[Records that describe figures]
— BEGIN —

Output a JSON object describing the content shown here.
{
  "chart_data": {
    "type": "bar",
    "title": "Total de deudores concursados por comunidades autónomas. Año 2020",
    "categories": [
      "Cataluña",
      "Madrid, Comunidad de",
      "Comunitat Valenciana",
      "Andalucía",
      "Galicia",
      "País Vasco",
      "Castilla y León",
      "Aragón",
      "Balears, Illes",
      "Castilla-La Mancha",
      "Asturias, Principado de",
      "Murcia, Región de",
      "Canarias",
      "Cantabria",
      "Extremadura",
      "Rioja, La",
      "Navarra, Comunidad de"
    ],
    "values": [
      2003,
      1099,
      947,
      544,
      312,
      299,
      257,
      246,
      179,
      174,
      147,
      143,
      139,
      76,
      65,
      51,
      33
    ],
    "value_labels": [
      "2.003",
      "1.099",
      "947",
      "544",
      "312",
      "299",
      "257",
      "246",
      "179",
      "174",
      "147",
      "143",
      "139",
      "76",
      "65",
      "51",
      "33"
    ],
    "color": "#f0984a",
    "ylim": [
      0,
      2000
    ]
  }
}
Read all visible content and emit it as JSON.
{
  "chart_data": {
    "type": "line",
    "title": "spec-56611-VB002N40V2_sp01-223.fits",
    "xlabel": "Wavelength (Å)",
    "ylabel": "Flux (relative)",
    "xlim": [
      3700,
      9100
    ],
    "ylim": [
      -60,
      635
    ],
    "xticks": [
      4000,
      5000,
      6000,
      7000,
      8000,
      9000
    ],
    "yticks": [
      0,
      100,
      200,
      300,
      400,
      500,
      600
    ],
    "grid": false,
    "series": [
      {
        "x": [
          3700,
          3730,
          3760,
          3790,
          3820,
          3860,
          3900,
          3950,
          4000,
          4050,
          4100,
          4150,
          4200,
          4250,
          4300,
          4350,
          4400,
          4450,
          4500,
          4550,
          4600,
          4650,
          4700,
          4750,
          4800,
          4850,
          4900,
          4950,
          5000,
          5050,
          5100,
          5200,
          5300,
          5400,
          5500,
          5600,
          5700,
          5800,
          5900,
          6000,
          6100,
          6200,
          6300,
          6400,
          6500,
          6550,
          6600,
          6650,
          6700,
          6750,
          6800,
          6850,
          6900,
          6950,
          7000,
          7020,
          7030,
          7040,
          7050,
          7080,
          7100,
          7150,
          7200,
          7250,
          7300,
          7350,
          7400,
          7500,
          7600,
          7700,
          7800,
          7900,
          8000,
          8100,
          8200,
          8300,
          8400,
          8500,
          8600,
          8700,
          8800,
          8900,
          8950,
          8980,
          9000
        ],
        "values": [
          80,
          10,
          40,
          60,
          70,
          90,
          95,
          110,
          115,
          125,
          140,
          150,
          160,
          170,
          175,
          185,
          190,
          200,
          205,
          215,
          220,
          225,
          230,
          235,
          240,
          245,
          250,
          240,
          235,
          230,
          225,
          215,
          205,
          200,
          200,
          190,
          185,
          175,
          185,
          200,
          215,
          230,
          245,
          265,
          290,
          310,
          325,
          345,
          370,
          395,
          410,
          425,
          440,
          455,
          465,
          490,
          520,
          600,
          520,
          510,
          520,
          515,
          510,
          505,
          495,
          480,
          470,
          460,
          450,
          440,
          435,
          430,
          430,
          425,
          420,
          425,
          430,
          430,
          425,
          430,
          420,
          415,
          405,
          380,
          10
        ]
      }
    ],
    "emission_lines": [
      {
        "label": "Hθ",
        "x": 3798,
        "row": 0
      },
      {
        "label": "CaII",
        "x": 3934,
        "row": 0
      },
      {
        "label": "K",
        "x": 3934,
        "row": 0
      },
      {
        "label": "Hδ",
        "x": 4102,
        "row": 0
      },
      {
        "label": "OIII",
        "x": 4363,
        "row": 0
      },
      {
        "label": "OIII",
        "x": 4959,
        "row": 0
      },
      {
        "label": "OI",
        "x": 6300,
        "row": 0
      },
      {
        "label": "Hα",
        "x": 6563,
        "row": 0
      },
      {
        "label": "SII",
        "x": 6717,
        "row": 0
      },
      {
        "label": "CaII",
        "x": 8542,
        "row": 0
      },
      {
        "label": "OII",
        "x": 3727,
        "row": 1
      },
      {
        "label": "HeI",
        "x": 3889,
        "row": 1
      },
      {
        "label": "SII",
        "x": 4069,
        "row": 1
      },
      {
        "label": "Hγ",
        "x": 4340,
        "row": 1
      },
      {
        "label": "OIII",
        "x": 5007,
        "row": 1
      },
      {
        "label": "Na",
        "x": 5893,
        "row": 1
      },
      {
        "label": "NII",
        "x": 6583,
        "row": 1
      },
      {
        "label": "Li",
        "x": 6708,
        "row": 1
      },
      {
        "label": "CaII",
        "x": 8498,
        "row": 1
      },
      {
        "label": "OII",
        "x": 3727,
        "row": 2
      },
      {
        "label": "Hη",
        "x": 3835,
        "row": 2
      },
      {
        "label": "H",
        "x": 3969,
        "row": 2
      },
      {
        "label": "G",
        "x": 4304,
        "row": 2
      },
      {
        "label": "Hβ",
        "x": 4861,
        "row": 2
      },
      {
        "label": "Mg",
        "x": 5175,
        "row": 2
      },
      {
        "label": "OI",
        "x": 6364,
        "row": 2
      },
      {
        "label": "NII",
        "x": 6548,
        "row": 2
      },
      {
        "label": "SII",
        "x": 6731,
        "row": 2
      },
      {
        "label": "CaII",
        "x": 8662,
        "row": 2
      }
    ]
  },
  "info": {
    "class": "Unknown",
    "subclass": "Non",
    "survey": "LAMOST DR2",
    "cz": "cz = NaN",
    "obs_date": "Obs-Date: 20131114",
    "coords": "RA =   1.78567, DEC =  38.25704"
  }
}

— END —

> [WRITTEN PROBLEM] Please reproduce each record precisely as written.

> [FINISHED TASK]
Output a JSON object describing the content shown here.
{
  "chart_data": {
    "type": "bar",
    "title": "Total de deudores concursados por comunidades autónomas. Año 2020",
    "categories": [
      "Cataluña",
      "Madrid, Comunidad de",
      "Comunitat Valenciana",
      "Andalucía",
      "Galicia",
      "País Vasco",
      "Castilla y León",
      "Aragón",
      "Balears, Illes",
      "Castilla-La Mancha",
      "Asturias, Principado de",
      "Murcia, Región de",
      "Canarias",
      "Cantabria",
      "Extremadura",
      "Rioja, La",
      "Navarra, Comunidad de"
    ],
    "values": [
      2003,
      1099,
      947,
      544,
      312,
      299,
      257,
      246,
      179,
      174,
      147,
      143,
      139,
      76,
      65,
      51,
      33
    ],
    "value_labels": [
      "2.003",
      "1.099",
      "947",
      "544",
      "312",
      "299",
      "257",
      "246",
      "179",
      "174",
      "147",
      "143",
      "139",
      "76",
      "65",
      "51",
      "33"
    ],
    "color": "#f0984a",
    "ylim": [
      0,
      2000
    ]
  }
}
Read all visible content and emit it as JSON.
{
  "chart_data": {
    "type": "line",
    "title": "spec-56611-VB002N40V2_sp01-223.fits",
    "xlabel": "Wavelength (Å)",
    "ylabel": "Flux (relative)",
    "xlim": [
      3700,
      9100
    ],
    "ylim": [
      -60,
      635
    ],
    "xticks": [
      4000,
      5000,
      6000,
      7000,
      8000,
      9000
    ],
    "yticks": [
      0,
      100,
      200,
      300,
      400,
      500,
      600
    ],
    "grid": false,
    "series": [
      {
        "x": [
          3700,
          3730,
          3760,
          3790,
          3820,
          3860,
          3900,
          3950,
          4000,
          4050,
          4100,
          4150,
          4200,
          4250,
          4300,
          4350,
          4400,
          4450,
          4500,
          4550,
          4600,
          4650,
          4700,
          4750,
          4800,
          4850,
          4900,
          4950,
          5000,
          5050,
          5100,
          5200,
          5300,
          5400,
          5500,
          5600,
          5700,
          5800,
          5900,
          6000,
          6100,
          6200,
          6300,
          6400,
          6500,
          6550,
          6600,
          6650,
          6700,
          6750,
          6800,
          6850,
          6900,
          6950,
          7000,
          7020,
          7030,
          7040,
          7050,
          7080,
          7100,
          7150,
          7200,
          7250,
          7300,
          7350,
          7400,
          7500,
          7600,
          7700,
          7800,
          7900,
          8000,
          8100,
          8200,
          8300,
          8400,
          8500,
          8600,
          8700,
          8800,
          8900,
          8950,
          8980,
          9000
        ],
        "values": [
          80,
          10,
          40,
          60,
          70,
          90,
          95,
          110,
          115,
          125,
          140,
          150,
          160,
          170,
          175,
          185,
          190,
          200,
          205,
          215,
          220,
          225,
          230,
          235,
          240,
          245,
          250,
          240,
          235,
          230,
          225,
          215,
          205,
          200,
          200,
          190,
          185,
          175,
          185,
          200,
          215,
          230,
          245,
          265,
          290,
          310,
          325,
          345,
          370,
          395,
          410,
          425,
          440,
          455,
          465,
          490,
          520,
          600,
          520,
          510,
          520,
          515,
          510,
          505,
          495,
          480,
          470,
          460,
          450,
          440,
          435,
          430,
          430,
          425,
          420,
          425,
          430,
          430,
          425,
          430,
          420,
          415,
          405,
          380,
          10
        ]
      }
    ],
    "emission_lines": [
      {
        "label": "Hθ",
        "x": 3798,
        "row": 0
      },
      {
        "label": "CaII",
        "x": 3934,
        "row": 0
      },
      {
        "label": "K",
        "x": 3934,
        "row": 0
      },
      {
        "label": "Hδ",
        "x": 4102,
        "row": 0
      },
      {
        "label": "OIII",
        "x": 4363,
        "row": 0
      },
      {
        "label": "OIII",
        "x": 4959,
        "row": 0
      },
      {
        "label": "OI",
        "x": 6300,
        "row": 0
      },
      {
        "label": "Hα",
        "x": 6563,
        "row": 0
      },
      {
        "label": "SII",
        "x": 6717,
        "row": 0
      },
      {
        "label": "CaII",
        "x": 8542,
        "row": 0
      },
      {
        "label": "OII",
        "x": 3727,
        "row": 1
      },
      {
        "label": "HeI",
        "x": 3889,
        "row": 1
      },
      {
        "label": "SII",
        "x": 4069,
        "row": 1
      },
      {
        "label": "Hγ",
        "x": 4340,
        "row": 1
      },
      {
        "label": "OIII",
        "x": 5007,
        "row": 1
      },
      {
        "label": "Na",
        "x": 5893,
        "row": 1
      },
      {
        "label": "NII",
        "x": 6583,
        "row": 1
      },
      {
        "label": "Li",
        "x": 6708,
        "row": 1
      },
      {
        "label": "CaII",
        "x": 8498,
        "row": 1
      },
      {
        "label": "OII",
        "x": 3727,
        "row": 2
      },
      {
        "label": "Hη",
        "x": 3835,
        "row": 2
      },
      {
        "label": "H",
        "x": 3969,
        "row": 2
      },
      {
        "label": "G",
        "x": 4304,
        "row": 2
      },
      {
        "label": "Hβ",
        "x": 4861,
        "row": 2
      },
      {
        "label": "Mg",
        "x": 5175,
        "row": 2
      },
      {
        "label": "OI",
        "x": 6364,
        "row": 2
      },
      {
        "label": "NII",
        "x": 6548,
        "row": 2
      },
      {
        "label": "SII",
        "x": 6731,
        "row": 2
      },
      {
        "label": "CaII",
        "x": 8662,
        "row": 2
      }
    ]
  },
  "info": {
    "class": "Unknown",
    "subclass": "Non",
    "survey": "LAMOST DR2",
    "cz": "cz = NaN",
    "obs_date": "Obs-Date: 20131114",
    "coords": "RA =   1.78567, DEC =  38.25704"
  }
}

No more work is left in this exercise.